Records from a collection:
▬▬▬▬▬▬▬▬▬▬
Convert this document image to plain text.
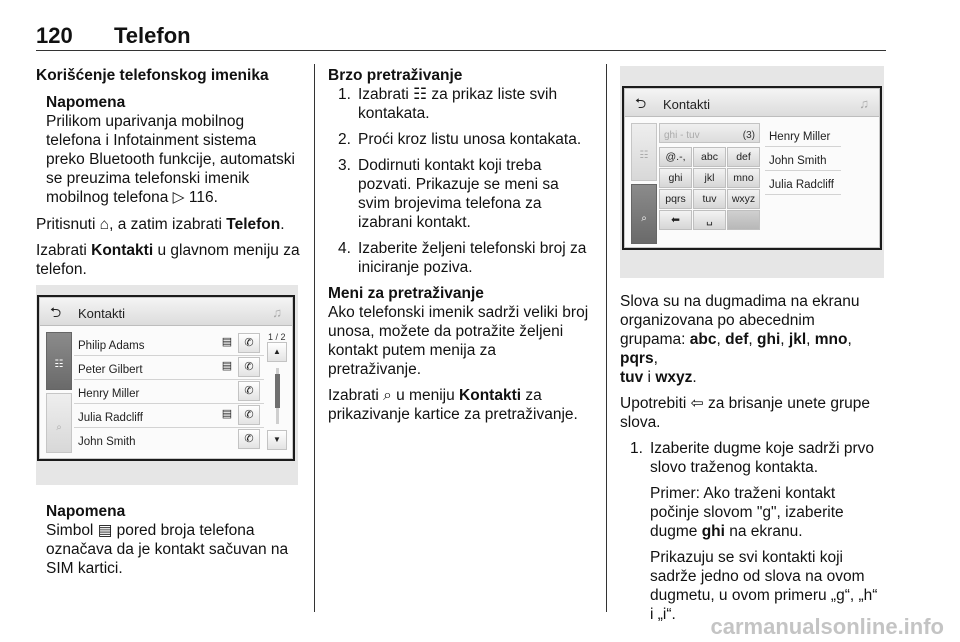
120 Telefon

Korišćenje telefonskog imenika

Napomena
Prilikom uparivanja mobilnog
telefona i Infotainment sistema
preko Bluetooth funkcije, automatski
se preuzima telefonski imenik
mobilnog telefona ▷ 116.

Pritisnuti ⌂, a zatim izabrati Telefon.

Izabrati Kontakti u glavnom meniju za
telefon.

⮌ Kontakti	♫
☷
⌕
Philip Adams	▤	✆
Peter Gilbert	▤	✆
Henry Miller	✆
Julia Radcliff	▤	✆
John Smith	✆
1 / 2
▲
▼
Napomena
Simbol ▤ pored broja telefona
označava da je kontakt sačuvan na
SIM kartici.
Brzo pretraživanje
1. Izabrati ☷ za prikaz liste svih
kontakata.
2. Proći kroz listu unosa kontakata.
3. Dodirnuti kontakt koji treba
pozvati. Prikazuje se meni sa
svim brojevima telefona za
izabrani kontakt.
4. Izaberite željeni telefonski broj za
iniciranje poziva.
Meni za pretraživanje

Ako telefonski imenik sadrži veliki broj
unosa, možete da potražite željeni
kontakt putem menija za
pretraživanje.

Izabrati ⌕ u meniju Kontakti za
prikazivanje kartice za pretraživanje.

⮌ Kontakti	♫
☷
⌕
ghi - tuv	(3)
@.-,	abc	def
ghi	jkl	mno
pqrs	tuv	wxyz
⬅	␣
Henry Miller
John Smith
Julia Radcliff

Slova su na dugmadima na ekranu
organizovana po abecednim
grupama: abc, def, ghi, jkl, mno, pqrs,
tuv i wxyz.

Upotrebiti ⇦ za brisanje unete grupe
slova.

1. Izaberite dugme koje sadrži prvo
slovo traženog kontakta.

Primer: Ako traženi kontakt
počinje slovom "g", izaberite
dugme ghi na ekranu.

Prikazuju se svi kontakti koji
sadrže jedno od slova na ovom
dugmetu, u ovom primeru „g“, „h“
i „i“.	carmanualsonline.info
▬▬▬▬▬▬▬▬▬▬
§ Work to do: Extract every line containing the string "ekranu" from the data above.

§ Full answer:
Slova su na dugmadima na ekranu
dugme ghi na ekranu.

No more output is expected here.